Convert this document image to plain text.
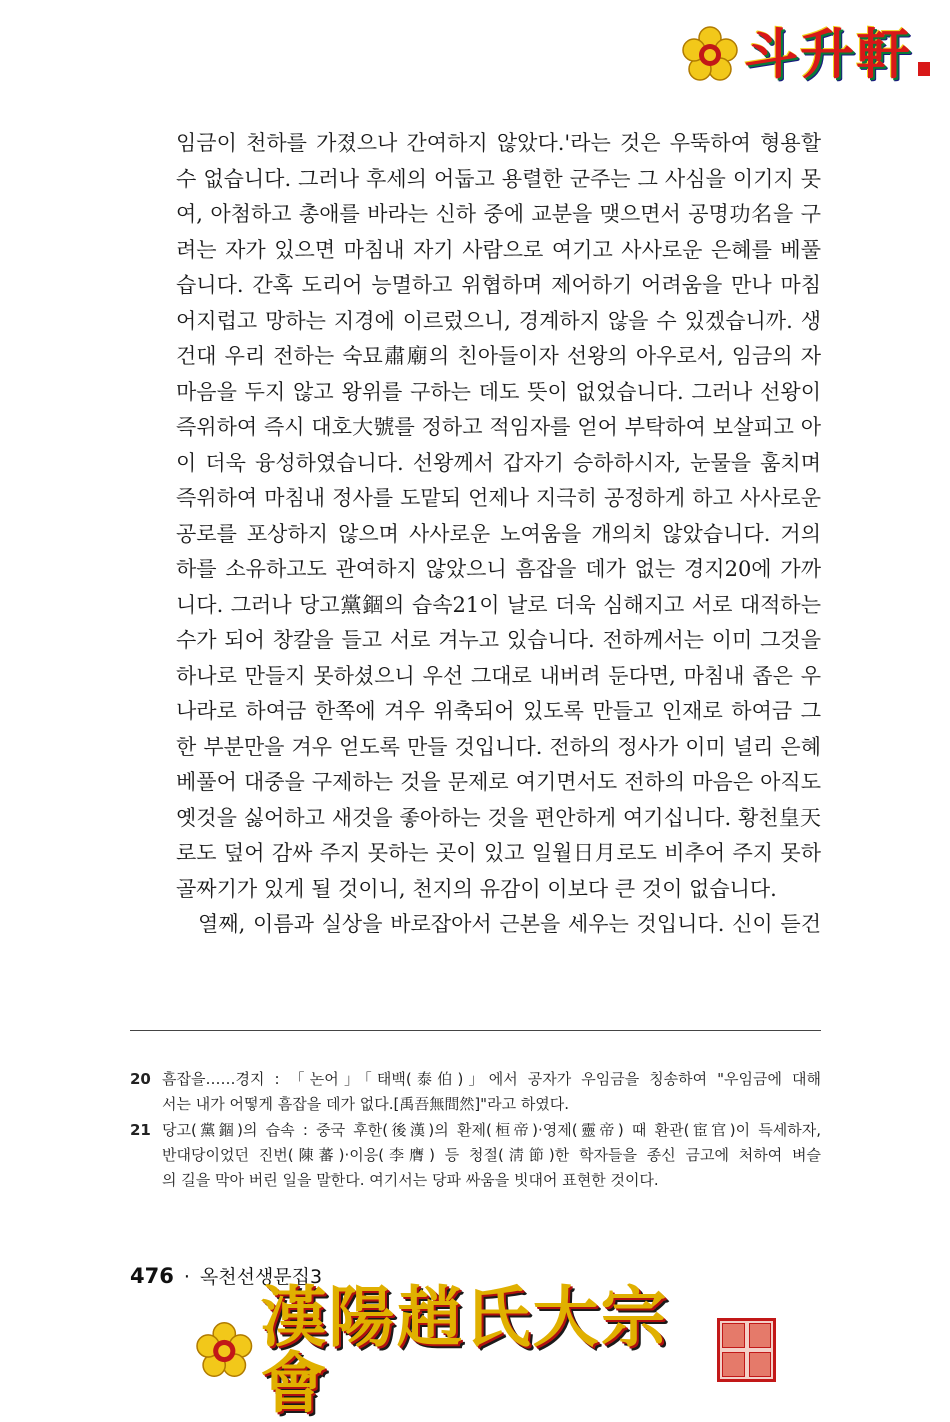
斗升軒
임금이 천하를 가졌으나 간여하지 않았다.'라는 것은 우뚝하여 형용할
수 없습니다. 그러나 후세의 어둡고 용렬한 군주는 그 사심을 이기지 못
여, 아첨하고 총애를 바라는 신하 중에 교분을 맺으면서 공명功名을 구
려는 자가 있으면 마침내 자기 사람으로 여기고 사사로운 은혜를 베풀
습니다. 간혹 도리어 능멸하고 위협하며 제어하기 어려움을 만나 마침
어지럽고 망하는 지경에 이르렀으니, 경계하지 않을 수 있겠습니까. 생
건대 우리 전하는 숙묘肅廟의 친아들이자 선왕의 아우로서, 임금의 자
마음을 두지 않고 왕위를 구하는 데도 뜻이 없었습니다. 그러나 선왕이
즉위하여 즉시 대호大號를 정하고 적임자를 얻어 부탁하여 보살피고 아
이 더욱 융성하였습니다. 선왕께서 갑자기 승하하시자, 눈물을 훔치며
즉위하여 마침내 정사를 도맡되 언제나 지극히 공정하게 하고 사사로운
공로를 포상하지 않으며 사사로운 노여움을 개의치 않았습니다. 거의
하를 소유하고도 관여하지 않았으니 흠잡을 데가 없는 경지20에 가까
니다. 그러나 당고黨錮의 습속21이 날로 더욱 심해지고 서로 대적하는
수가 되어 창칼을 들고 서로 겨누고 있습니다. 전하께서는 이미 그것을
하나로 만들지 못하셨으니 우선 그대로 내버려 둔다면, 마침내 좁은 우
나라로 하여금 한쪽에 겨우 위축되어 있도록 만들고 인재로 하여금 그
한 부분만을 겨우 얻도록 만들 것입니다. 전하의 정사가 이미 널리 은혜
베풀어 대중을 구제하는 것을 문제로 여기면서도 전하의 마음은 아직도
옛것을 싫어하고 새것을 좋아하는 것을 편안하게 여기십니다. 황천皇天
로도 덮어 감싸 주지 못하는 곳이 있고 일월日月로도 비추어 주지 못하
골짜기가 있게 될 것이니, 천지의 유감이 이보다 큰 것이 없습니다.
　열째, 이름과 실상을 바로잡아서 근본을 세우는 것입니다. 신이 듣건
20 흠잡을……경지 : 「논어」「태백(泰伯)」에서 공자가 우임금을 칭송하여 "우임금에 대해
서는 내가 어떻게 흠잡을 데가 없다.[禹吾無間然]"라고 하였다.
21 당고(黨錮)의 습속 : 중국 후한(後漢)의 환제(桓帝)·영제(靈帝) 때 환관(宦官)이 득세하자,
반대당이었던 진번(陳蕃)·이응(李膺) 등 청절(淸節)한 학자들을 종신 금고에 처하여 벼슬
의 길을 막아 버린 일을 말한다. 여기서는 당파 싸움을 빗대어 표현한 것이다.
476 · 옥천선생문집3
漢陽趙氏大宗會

...

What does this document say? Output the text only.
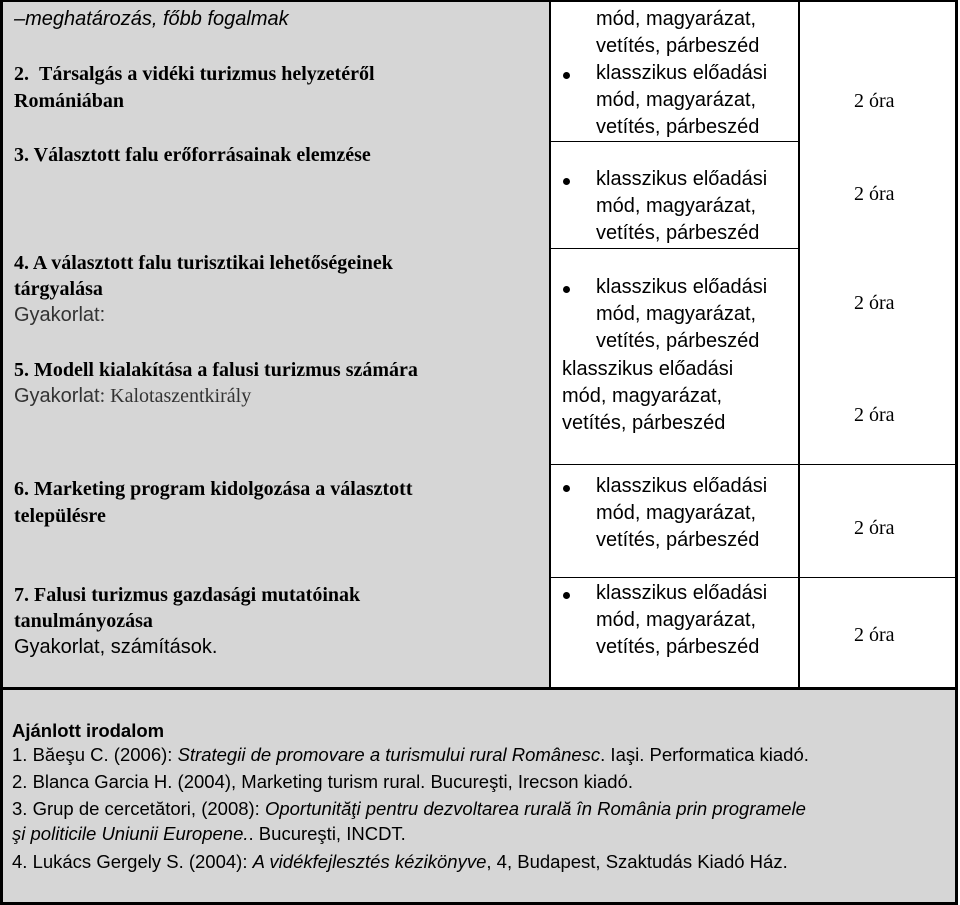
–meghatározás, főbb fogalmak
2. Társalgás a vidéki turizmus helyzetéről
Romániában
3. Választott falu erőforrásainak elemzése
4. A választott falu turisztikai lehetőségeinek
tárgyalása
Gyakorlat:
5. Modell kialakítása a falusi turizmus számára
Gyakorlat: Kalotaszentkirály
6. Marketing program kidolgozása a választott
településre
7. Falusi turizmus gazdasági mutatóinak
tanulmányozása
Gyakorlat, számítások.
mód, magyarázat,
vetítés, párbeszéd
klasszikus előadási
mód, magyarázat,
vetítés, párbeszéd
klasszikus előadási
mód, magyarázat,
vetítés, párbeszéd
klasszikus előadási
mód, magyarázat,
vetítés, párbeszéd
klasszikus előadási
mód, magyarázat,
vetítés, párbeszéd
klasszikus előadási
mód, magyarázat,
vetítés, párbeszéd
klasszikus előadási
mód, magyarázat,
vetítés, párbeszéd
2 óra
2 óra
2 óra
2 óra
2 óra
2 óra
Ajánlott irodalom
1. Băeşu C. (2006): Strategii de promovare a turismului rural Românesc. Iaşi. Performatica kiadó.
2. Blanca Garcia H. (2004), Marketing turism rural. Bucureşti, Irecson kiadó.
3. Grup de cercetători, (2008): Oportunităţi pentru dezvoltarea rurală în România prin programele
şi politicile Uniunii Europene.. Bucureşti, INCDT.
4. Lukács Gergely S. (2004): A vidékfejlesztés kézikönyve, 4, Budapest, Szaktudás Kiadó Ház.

...

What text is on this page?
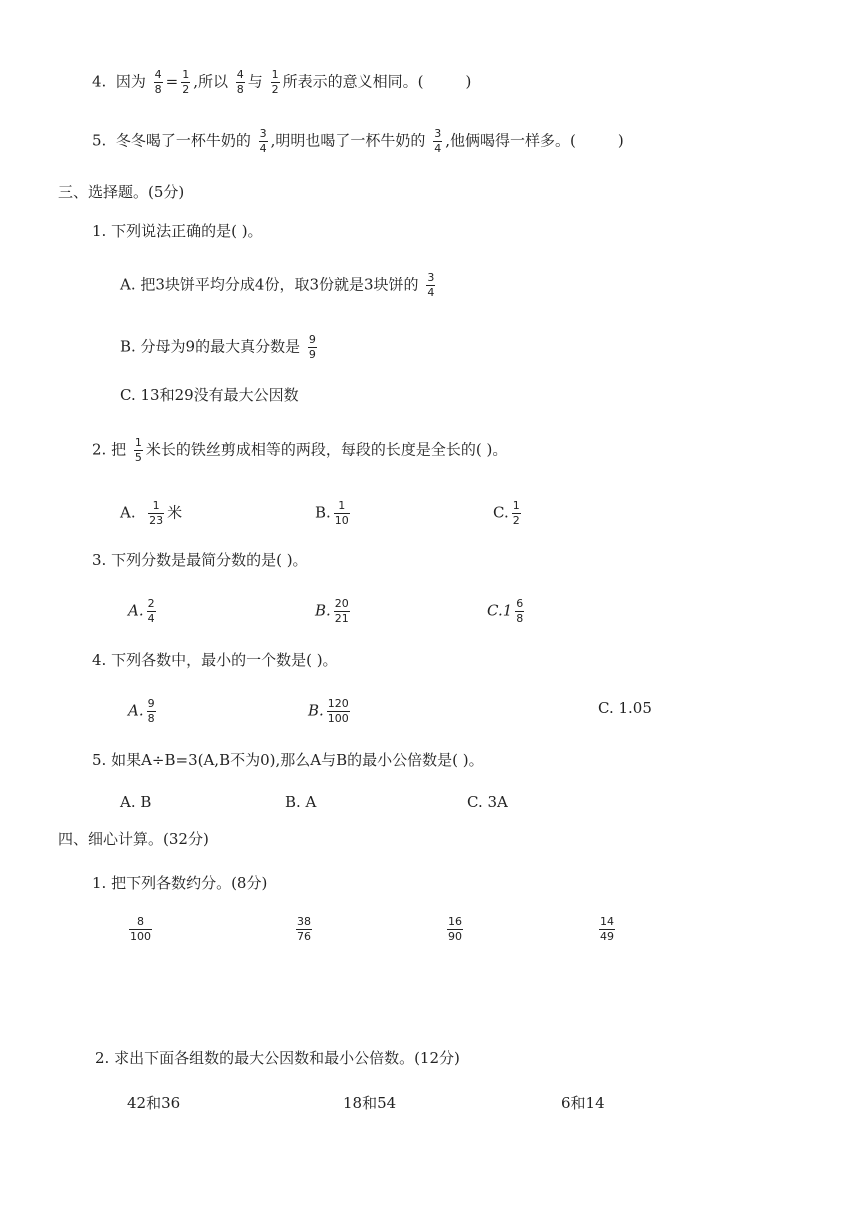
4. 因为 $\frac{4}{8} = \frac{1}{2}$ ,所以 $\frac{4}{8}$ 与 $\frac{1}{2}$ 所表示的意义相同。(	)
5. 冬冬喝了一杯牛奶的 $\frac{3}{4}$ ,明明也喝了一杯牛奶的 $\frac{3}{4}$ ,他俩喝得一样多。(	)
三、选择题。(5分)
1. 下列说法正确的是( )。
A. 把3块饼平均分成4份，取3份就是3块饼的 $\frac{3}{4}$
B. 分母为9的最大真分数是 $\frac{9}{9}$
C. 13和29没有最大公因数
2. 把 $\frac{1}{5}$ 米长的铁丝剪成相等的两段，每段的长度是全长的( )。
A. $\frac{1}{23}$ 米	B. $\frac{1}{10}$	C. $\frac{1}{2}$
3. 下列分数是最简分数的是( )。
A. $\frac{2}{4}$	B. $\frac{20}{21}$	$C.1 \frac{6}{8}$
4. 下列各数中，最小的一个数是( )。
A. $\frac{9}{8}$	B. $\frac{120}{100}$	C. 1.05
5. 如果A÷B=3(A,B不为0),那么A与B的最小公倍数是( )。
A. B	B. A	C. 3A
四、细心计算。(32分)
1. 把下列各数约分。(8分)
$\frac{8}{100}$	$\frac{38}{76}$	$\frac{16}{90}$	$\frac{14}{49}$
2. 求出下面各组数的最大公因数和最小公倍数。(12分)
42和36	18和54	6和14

_Written instruction_.
Gather every line from the listing above in which "Bucureşti" appears, and copy those lines.

_Answer to the task_.
2. Blanca Garcia H. (2004), Marketing turism rural. Bucureşti, Irecson kiadó.
şi politicile Uniunii Europene.. Bucureşti, INCDT.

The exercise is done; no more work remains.